Records from a dataset:

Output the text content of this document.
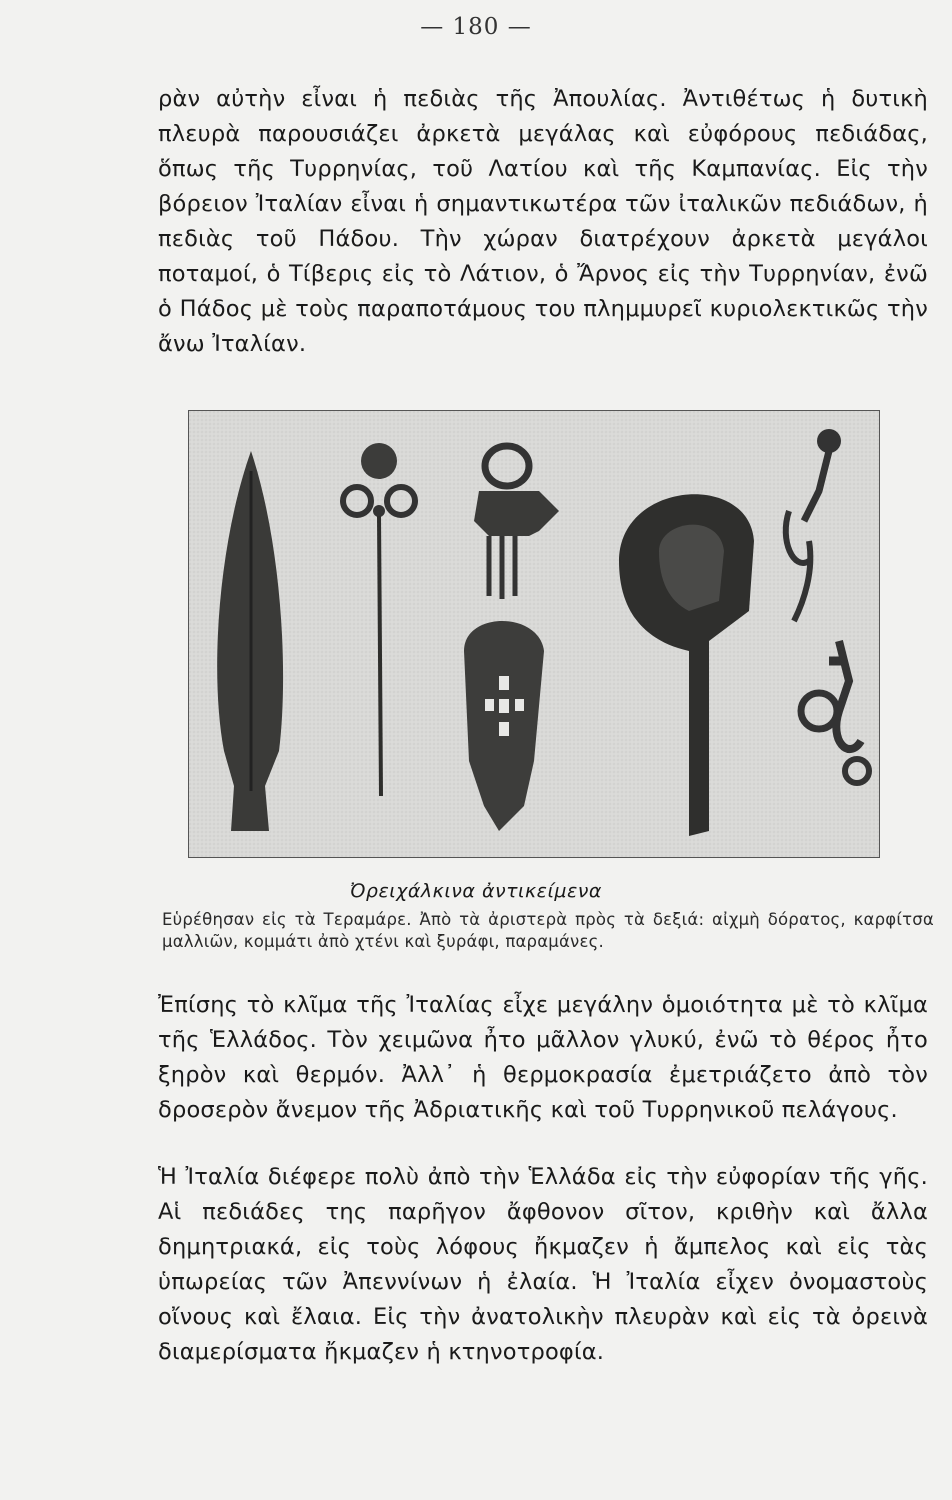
— 180 —
ρὰν αὐτὴν εἶναι ἡ πεδιὰς τῆς Ἀπουλίας. Ἀντιθέτως ἡ δυτικὴ πλευρὰ παρουσιάζει ἀρκετὰ μεγάλας καὶ εὐφόρους πεδιάδας, ὅπως τῆς Τυρρηνίας, τοῦ Λατίου καὶ τῆς Καμπανίας. Εἰς τὴν βόρειον Ἰταλίαν εἶναι ἡ σημαντικωτέρα τῶν ἰταλικῶν πεδιάδων, ἡ πεδιὰς τοῦ Πάδου. Τὴν χώραν διατρέχουν ἀρκετὰ μεγάλοι ποταμοί, ὁ Τίβερις εἰς τὸ Λάτιον, ὁ Ἄρνος εἰς τὴν Τυρρηνίαν, ἐνῶ ὁ Πάδος μὲ τοὺς παραποτάμους του πλημμυρεῖ κυριολεκτικῶς τὴν ἄνω Ἰταλίαν.
Ὀρειχάλκινα ἀντικείμενα
Εὑρέθησαν εἰς τὰ Τεραμάρε. Ἀπὸ τὰ ἀριστερὰ πρὸς τὰ δεξιά: αἰχμὴ δόρατος, καρφίτσα μαλλιῶν, κομμάτι ἀπὸ χτένι καὶ ξυράφι, παραμάνες.
Ἐπίσης τὸ κλῖμα τῆς Ἰταλίας εἶχε μεγάλην ὁμοιότητα μὲ τὸ κλῖμα τῆς Ἑλλάδος. Τὸν χειμῶνα ἦτο μᾶλλον γλυκύ, ἐνῶ τὸ θέρος ἦτο ξηρὸν καὶ θερμόν. Ἀλλ᾽ ἡ θερμοκρασία ἐμετριάζετο ἀπὸ τὸν δροσερὸν ἄνεμον τῆς Ἀδριατικῆς καὶ τοῦ Τυρρηνικοῦ πελάγους.
Ἡ Ἰταλία διέφερε πολὺ ἀπὸ τὴν Ἑλλάδα εἰς τὴν εὐφορίαν τῆς γῆς. Αἱ πεδιάδες της παρῆγον ἄφθονον σῖτον, κριθὴν καὶ ἄλλα δημητριακά, εἰς τοὺς λόφους ἤκμαζεν ἡ ἄμπελος καὶ εἰς τὰς ὑπωρείας τῶν Ἀπεννίνων ἡ ἐλαία. Ἡ Ἰταλία εἶχεν ὀνομαστοὺς οἴνους καὶ ἔλαια. Εἰς τὴν ἀνατολικὴν πλευρὰν καὶ εἰς τὰ ὀρεινὰ διαμερίσματα ἤκμαζεν ἡ κτηνοτροφία.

What you need to do: How many of the lines above include the string "τοὺς"? Answer with the number only.

Exercise output: 2